- _Given exercise_: Rewrite the records from the start down to the line containing "direction-cell: slowly falling" with "roughly" changed to "fairly" and all else left unchanged. Give only those lines.

- _Task material_:
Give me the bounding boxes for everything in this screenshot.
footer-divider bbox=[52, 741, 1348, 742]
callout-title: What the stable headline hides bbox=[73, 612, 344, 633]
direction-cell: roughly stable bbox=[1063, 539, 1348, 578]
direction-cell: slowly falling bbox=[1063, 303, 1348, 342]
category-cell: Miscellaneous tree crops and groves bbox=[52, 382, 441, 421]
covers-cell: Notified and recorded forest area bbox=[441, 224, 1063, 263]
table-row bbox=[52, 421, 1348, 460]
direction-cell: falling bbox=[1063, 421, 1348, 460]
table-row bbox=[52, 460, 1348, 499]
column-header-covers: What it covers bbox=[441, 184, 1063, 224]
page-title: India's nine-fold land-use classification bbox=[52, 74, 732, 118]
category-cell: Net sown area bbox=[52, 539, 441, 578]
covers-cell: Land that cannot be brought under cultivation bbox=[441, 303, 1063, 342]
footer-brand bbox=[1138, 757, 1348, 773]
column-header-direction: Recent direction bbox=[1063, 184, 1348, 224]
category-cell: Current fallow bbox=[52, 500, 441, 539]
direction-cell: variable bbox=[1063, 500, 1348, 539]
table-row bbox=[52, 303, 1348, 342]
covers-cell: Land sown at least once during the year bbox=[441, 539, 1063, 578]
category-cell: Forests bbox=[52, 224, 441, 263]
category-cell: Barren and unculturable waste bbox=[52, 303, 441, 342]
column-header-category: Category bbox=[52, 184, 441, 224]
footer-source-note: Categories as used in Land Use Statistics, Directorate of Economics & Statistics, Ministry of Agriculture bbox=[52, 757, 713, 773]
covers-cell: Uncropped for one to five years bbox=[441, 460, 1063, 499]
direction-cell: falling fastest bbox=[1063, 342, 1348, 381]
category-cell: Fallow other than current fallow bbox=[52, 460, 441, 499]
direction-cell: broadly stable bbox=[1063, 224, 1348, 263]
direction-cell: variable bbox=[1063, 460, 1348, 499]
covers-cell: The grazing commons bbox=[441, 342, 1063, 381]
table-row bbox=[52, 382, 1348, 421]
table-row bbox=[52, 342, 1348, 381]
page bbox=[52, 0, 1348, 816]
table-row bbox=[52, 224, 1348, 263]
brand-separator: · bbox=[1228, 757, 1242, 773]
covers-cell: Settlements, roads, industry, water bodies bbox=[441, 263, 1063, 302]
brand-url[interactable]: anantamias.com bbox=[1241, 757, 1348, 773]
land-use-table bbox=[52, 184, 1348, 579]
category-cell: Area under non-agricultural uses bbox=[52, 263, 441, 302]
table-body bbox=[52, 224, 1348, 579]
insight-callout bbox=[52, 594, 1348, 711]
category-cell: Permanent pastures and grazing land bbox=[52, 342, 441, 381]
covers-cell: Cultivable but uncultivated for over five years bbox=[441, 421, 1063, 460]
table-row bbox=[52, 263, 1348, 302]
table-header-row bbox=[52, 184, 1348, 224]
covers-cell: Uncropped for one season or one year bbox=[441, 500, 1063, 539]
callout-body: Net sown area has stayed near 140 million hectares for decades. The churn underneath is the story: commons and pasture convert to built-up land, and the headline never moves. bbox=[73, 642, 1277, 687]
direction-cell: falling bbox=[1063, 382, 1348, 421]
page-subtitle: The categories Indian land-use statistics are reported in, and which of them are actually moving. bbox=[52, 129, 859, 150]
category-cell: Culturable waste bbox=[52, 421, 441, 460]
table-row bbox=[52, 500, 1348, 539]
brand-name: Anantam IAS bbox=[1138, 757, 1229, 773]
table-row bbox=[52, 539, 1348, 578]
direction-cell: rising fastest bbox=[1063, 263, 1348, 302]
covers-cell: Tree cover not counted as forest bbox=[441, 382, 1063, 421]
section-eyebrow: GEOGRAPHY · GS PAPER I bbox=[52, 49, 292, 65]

- _Solution for this exercise_:
Give me the bounding boxes for everything in this screenshot.
footer-divider bbox=[52, 741, 1348, 742]
callout-title: What the stable headline hides bbox=[73, 612, 344, 633]
direction-cell: fairly stable bbox=[1063, 539, 1348, 578]
direction-cell: slowly falling bbox=[1063, 303, 1348, 342]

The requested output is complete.